All lines in which the word "разработок" occurs are to be extracted.

========

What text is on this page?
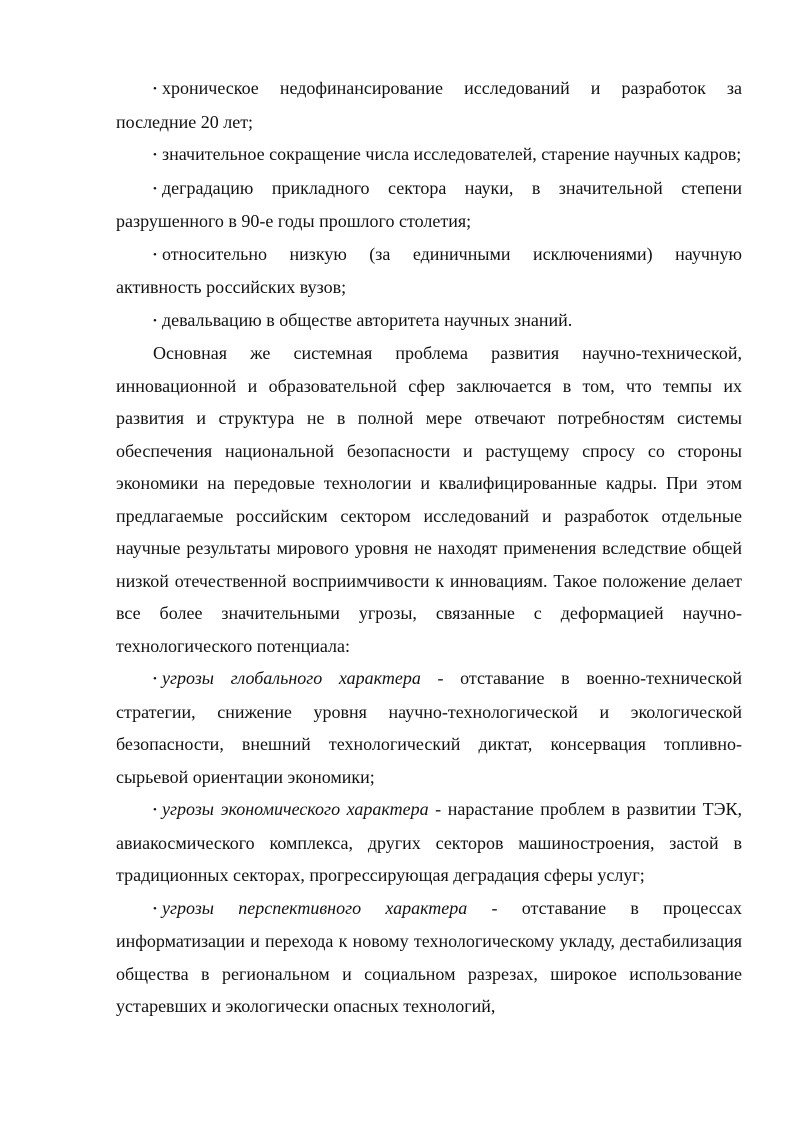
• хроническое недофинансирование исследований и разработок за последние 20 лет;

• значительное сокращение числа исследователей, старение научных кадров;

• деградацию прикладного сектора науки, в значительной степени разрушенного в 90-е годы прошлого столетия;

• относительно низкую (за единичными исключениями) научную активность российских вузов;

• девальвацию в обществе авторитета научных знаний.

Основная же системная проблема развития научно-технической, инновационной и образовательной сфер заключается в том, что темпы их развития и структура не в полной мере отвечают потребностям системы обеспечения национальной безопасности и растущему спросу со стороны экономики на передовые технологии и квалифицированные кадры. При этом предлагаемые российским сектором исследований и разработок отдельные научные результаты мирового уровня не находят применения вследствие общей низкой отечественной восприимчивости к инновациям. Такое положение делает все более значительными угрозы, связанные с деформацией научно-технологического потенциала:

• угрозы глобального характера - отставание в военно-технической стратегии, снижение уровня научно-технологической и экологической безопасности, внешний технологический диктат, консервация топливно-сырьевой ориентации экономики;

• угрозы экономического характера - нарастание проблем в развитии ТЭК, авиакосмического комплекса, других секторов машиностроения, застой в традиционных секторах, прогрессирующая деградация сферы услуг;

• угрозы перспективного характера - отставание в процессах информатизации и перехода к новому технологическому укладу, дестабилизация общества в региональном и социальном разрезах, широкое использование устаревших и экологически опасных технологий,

========

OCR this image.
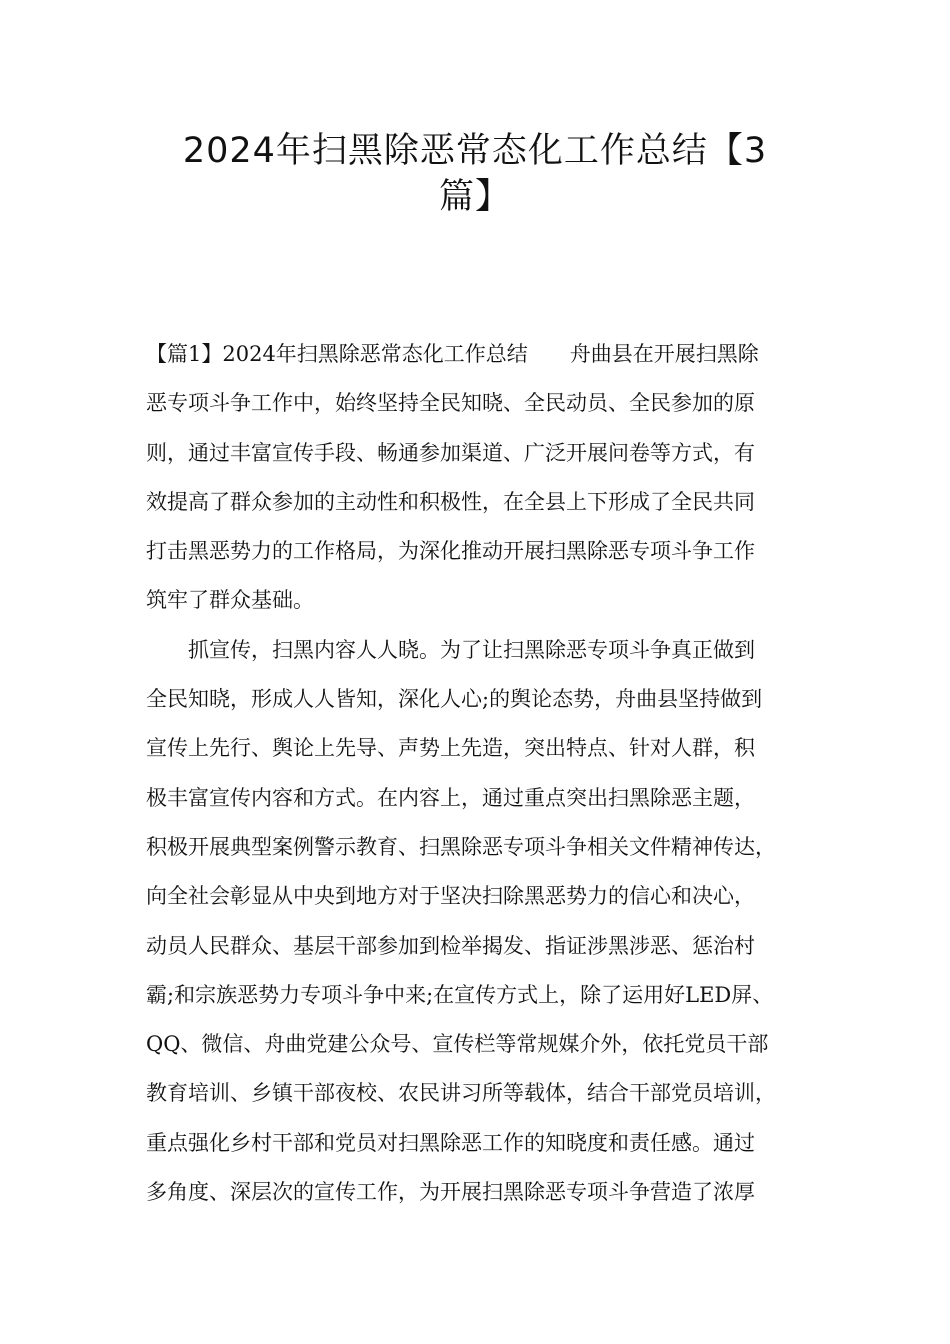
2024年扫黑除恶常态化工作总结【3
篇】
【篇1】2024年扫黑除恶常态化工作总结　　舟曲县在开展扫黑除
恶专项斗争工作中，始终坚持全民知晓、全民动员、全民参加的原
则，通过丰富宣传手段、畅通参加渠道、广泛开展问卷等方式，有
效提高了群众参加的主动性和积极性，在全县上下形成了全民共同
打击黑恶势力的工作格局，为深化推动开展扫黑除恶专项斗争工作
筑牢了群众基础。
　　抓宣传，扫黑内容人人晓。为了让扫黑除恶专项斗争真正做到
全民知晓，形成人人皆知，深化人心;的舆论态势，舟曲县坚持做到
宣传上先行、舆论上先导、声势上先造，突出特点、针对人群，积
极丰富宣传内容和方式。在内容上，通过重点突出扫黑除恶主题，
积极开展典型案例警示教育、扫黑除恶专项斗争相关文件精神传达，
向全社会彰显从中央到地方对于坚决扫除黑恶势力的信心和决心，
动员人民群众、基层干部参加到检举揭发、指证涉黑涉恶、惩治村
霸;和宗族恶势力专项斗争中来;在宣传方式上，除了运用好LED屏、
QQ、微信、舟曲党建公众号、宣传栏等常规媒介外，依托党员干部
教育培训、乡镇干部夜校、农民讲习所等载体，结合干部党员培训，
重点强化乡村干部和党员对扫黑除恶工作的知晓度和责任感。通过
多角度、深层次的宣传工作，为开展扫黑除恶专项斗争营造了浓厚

========

Answer for the task:
• хроническое недофинансирование исследований и разработок за последние 20 лет;
Основная же системная проблема развития научно-технической, инновационной и образовательной сфер заключается в том, что темпы их развития и структура не в полной мере отвечают потребностям системы обеспечения национальной безопасности и растущему спросу со стороны экономики на передовые технологии и квалифицированные кадры. При этом предлагаемые российским сектором исследований и разработок отдельные научные результаты мирового уровня не находят применения вследствие общей низкой отечественной восприимчивости к инновациям. Такое положение делает все более значительными угрозы, связанные с деформацией научно-технологического потенциала:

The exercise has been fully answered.